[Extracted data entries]
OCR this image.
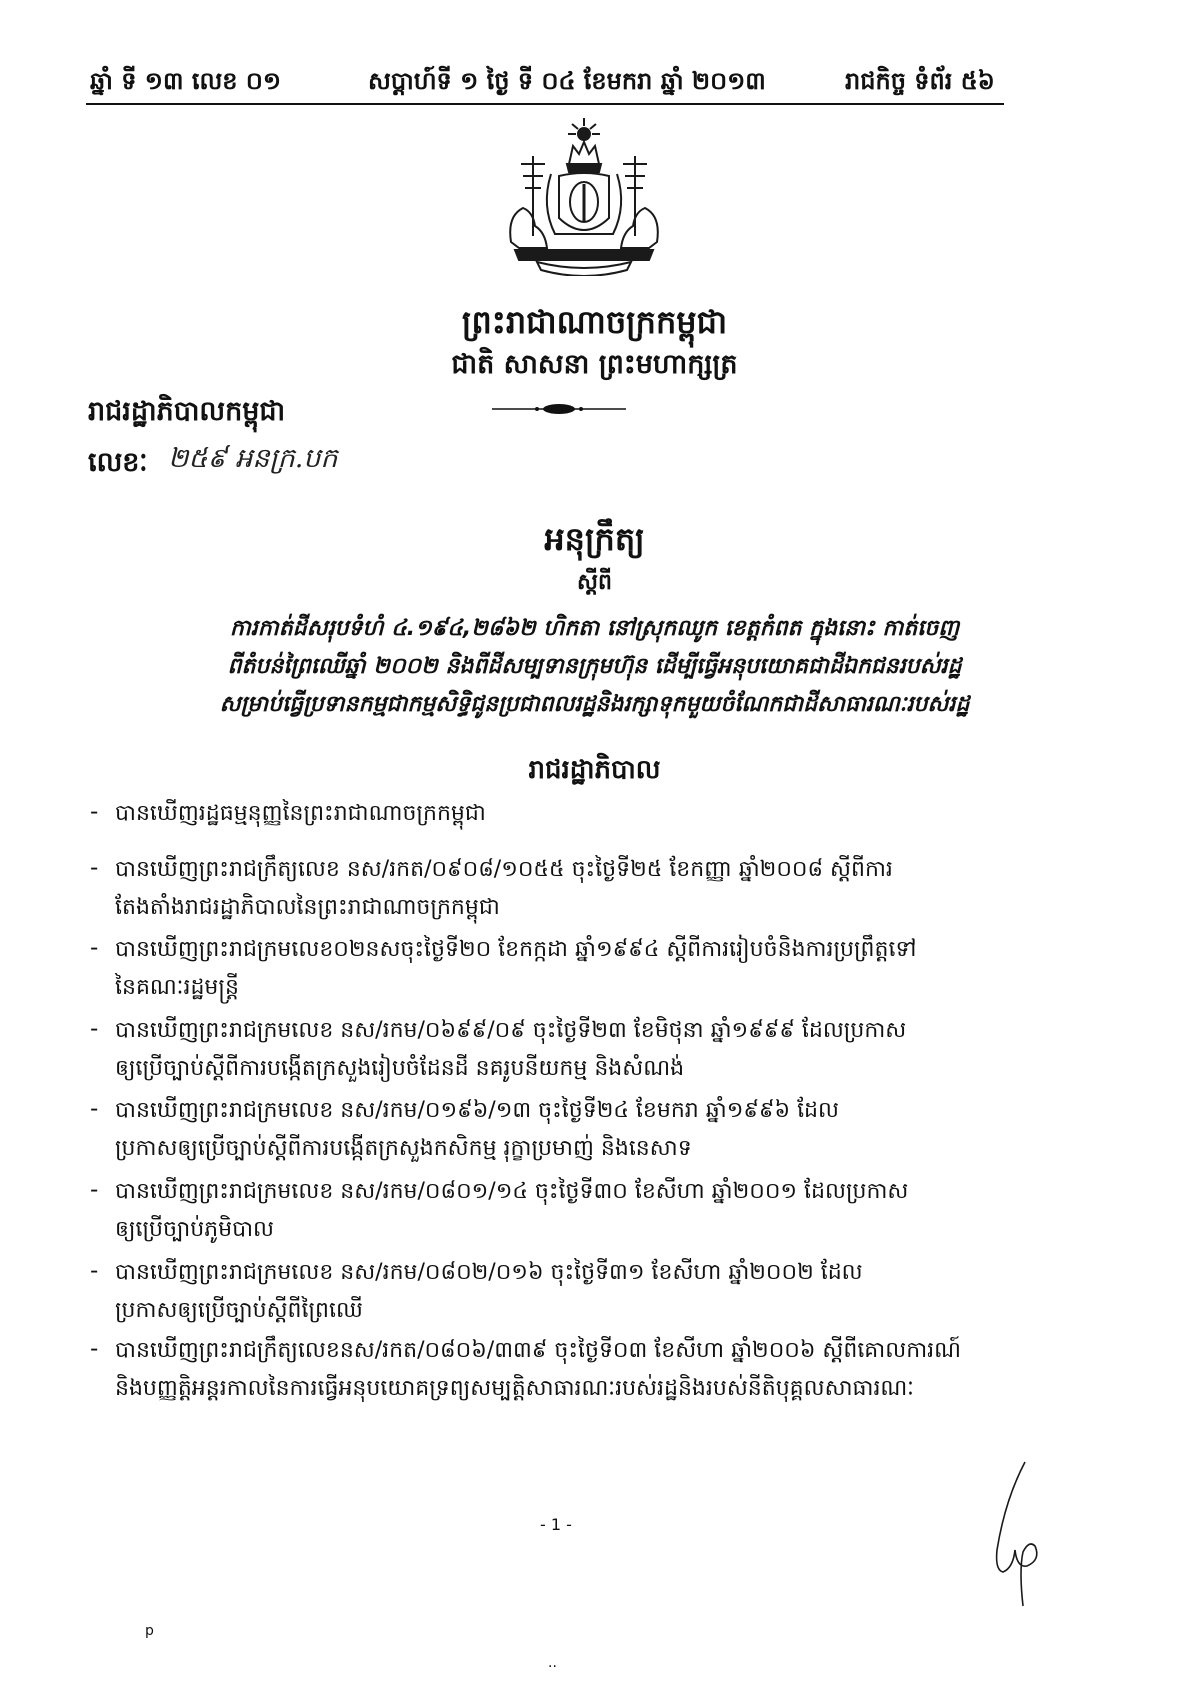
ឆ្នាំ ទី ១៣ លេខ ០១	សប្តាហ៍ទី ១ ថ្ងៃ ទី ០៤ ខែមករា ឆ្នាំ ២០១៣	រាជកិច្ច ទំព័រ ៥៦
ព្រះរាជាណាចក្រកម្ពុជា
ជាតិ សាសនា ព្រះមហាក្សត្រ
រាជរដ្ឋាភិបាលកម្ពុជា
លេខៈ ២៥៩ អនក្រ.បក
អនុក្រឹត្យ
ស្តីពី
ការកាត់ដីសរុបទំហំ ៤.១៩៤,២៨៦២ ហិកតា នៅស្រុកឈូក ខេត្តកំពត ក្នុងនោះ កាត់ចេញ
ពីតំបន់ព្រៃឈើឆ្នាំ ២០០២ និងពីដីសម្បទានក្រុមហ៊ុន ដើម្បីធ្វើអនុបយោគជាដីឯកជនរបស់រដ្ឋ
សម្រាប់ធ្វើប្រទានកម្មជាកម្មសិទ្ធិជូនប្រជាពលរដ្ឋនិងរក្សាទុកមួយចំណែកជាដីសាធារណៈរបស់រដ្ឋ
រាជរដ្ឋាភិបាល
- បានឃើញរដ្ឋធម្មនុញ្ញនៃព្រះរាជាណាចក្រកម្ពុជា
- បានឃើញព្រះរាជក្រឹត្យលេខ នស/រកត/០៩០៨/១០៥៥ ចុះថ្ងៃទី២៥ ខែកញ្ញា ឆ្នាំ២០០៨ ស្តីពីការ
តែងតាំងរាជរដ្ឋាភិបាលនៃព្រះរាជាណាចក្រកម្ពុជា
- បានឃើញព្រះរាជក្រមលេខ០២នសចុះថ្ងៃទី២០ ខែកក្កដា ឆ្នាំ១៩៩៤ ស្តីពីការរៀបចំនិងការប្រព្រឹត្តទៅ
នៃគណៈរដ្ឋមន្ត្រី
- បានឃើញព្រះរាជក្រមលេខ នស/រកម/០៦៩៩/០៩ ចុះថ្ងៃទី២៣ ខែមិថុនា ឆ្នាំ១៩៩៩ ដែលប្រកាស
ឲ្យប្រើច្បាប់ស្តីពីការបង្កើតក្រសួងរៀបចំដែនដី នគរូបនីយកម្ម និងសំណង់
- បានឃើញព្រះរាជក្រមលេខ នស/រកម/០១៩៦/១៣ ចុះថ្ងៃទី២៤ ខែមករា ឆ្នាំ១៩៩៦ ដែល
ប្រកាសឲ្យប្រើច្បាប់ស្តីពីការបង្កើតក្រសួងកសិកម្ម រុក្ខាប្រមាញ់ និងនេសាទ
- បានឃើញព្រះរាជក្រមលេខ នស/រកម/០៨០១/១៤ ចុះថ្ងៃទី៣០ ខែសីហា ឆ្នាំ២០០១ ដែលប្រកាស
ឲ្យប្រើច្បាប់ភូមិបាល
- បានឃើញព្រះរាជក្រមលេខ នស/រកម/០៨០២/០១៦ ចុះថ្ងៃទី៣១ ខែសីហា ឆ្នាំ២០០២ ដែល
ប្រកាសឲ្យប្រើច្បាប់ស្តីពីព្រៃឈើ
- បានឃើញព្រះរាជក្រឹត្យលេខនស/រកត/០៨០៦/៣៣៩ ចុះថ្ងៃទី០៣ ខែសីហា ឆ្នាំ២០០៦ ស្តីពីគោលការណ៍
និងបញ្ញត្តិអន្តរកាលនៃការធ្វើអនុបយោគទ្រព្យសម្បត្តិសាធារណៈរបស់រដ្ឋនិងរបស់នីតិបុគ្គលសាធារណៈ
- 1 -
p
..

== Do this ==
Pictures are excluded; copy all other data exactly as shown.

== Complete output ==
OCR this image.
ឆ្នាំ ទី ១៣ លេខ ០១	សប្តាហ៍ទី ១ ថ្ងៃ ទី ០៤ ខែមករា ឆ្នាំ ២០១៣	រាជកិច្ច ទំព័រ ៥៦
ព្រះរាជាណាចក្រកម្ពុជា
ជាតិ សាសនា ព្រះមហាក្សត្រ
រាជរដ្ឋាភិបាលកម្ពុជា
លេខៈ ២៥៩ អនក្រ.បក
អនុក្រឹត្យ
ស្តីពី
ការកាត់ដីសរុបទំហំ ៤.១៩៤,២៨៦២ ហិកតា នៅស្រុកឈូក ខេត្តកំពត ក្នុងនោះ កាត់ចេញ
ពីតំបន់ព្រៃឈើឆ្នាំ ២០០២ និងពីដីសម្បទានក្រុមហ៊ុន ដើម្បីធ្វើអនុបយោគជាដីឯកជនរបស់រដ្ឋ
សម្រាប់ធ្វើប្រទានកម្មជាកម្មសិទ្ធិជូនប្រជាពលរដ្ឋនិងរក្សាទុកមួយចំណែកជាដីសាធារណៈរបស់រដ្ឋ
រាជរដ្ឋាភិបាល
- បានឃើញរដ្ឋធម្មនុញ្ញនៃព្រះរាជាណាចក្រកម្ពុជា
- បានឃើញព្រះរាជក្រឹត្យលេខ នស/រកត/០៩០៨/១០៥៥ ចុះថ្ងៃទី២៥ ខែកញ្ញា ឆ្នាំ២០០៨ ស្តីពីការ
តែងតាំងរាជរដ្ឋាភិបាលនៃព្រះរាជាណាចក្រកម្ពុជា
- បានឃើញព្រះរាជក្រមលេខ០២នសចុះថ្ងៃទី២០ ខែកក្កដា ឆ្នាំ១៩៩៤ ស្តីពីការរៀបចំនិងការប្រព្រឹត្តទៅ
នៃគណៈរដ្ឋមន្ត្រី
- បានឃើញព្រះរាជក្រមលេខ នស/រកម/០៦៩៩/០៩ ចុះថ្ងៃទី២៣ ខែមិថុនា ឆ្នាំ១៩៩៩ ដែលប្រកាស
ឲ្យប្រើច្បាប់ស្តីពីការបង្កើតក្រសួងរៀបចំដែនដី នគរូបនីយកម្ម និងសំណង់
- បានឃើញព្រះរាជក្រមលេខ នស/រកម/០១៩៦/១៣ ចុះថ្ងៃទី២៤ ខែមករា ឆ្នាំ១៩៩៦ ដែល
ប្រកាសឲ្យប្រើច្បាប់ស្តីពីការបង្កើតក្រសួងកសិកម្ម រុក្ខាប្រមាញ់ និងនេសាទ
- បានឃើញព្រះរាជក្រមលេខ នស/រកម/០៨០១/១៤ ចុះថ្ងៃទី៣០ ខែសីហា ឆ្នាំ២០០១ ដែលប្រកាស
ឲ្យប្រើច្បាប់ភូមិបាល
- បានឃើញព្រះរាជក្រមលេខ នស/រកម/០៨០២/០១៦ ចុះថ្ងៃទី៣១ ខែសីហា ឆ្នាំ២០០២ ដែល
ប្រកាសឲ្យប្រើច្បាប់ស្តីពីព្រៃឈើ
- បានឃើញព្រះរាជក្រឹត្យលេខនស/រកត/០៨០៦/៣៣៩ ចុះថ្ងៃទី០៣ ខែសីហា ឆ្នាំ២០០៦ ស្តីពីគោលការណ៍
និងបញ្ញត្តិអន្តរកាលនៃការធ្វើអនុបយោគទ្រព្យសម្បត្តិសាធារណៈរបស់រដ្ឋនិងរបស់នីតិបុគ្គលសាធារណៈ
- 1 -
p
..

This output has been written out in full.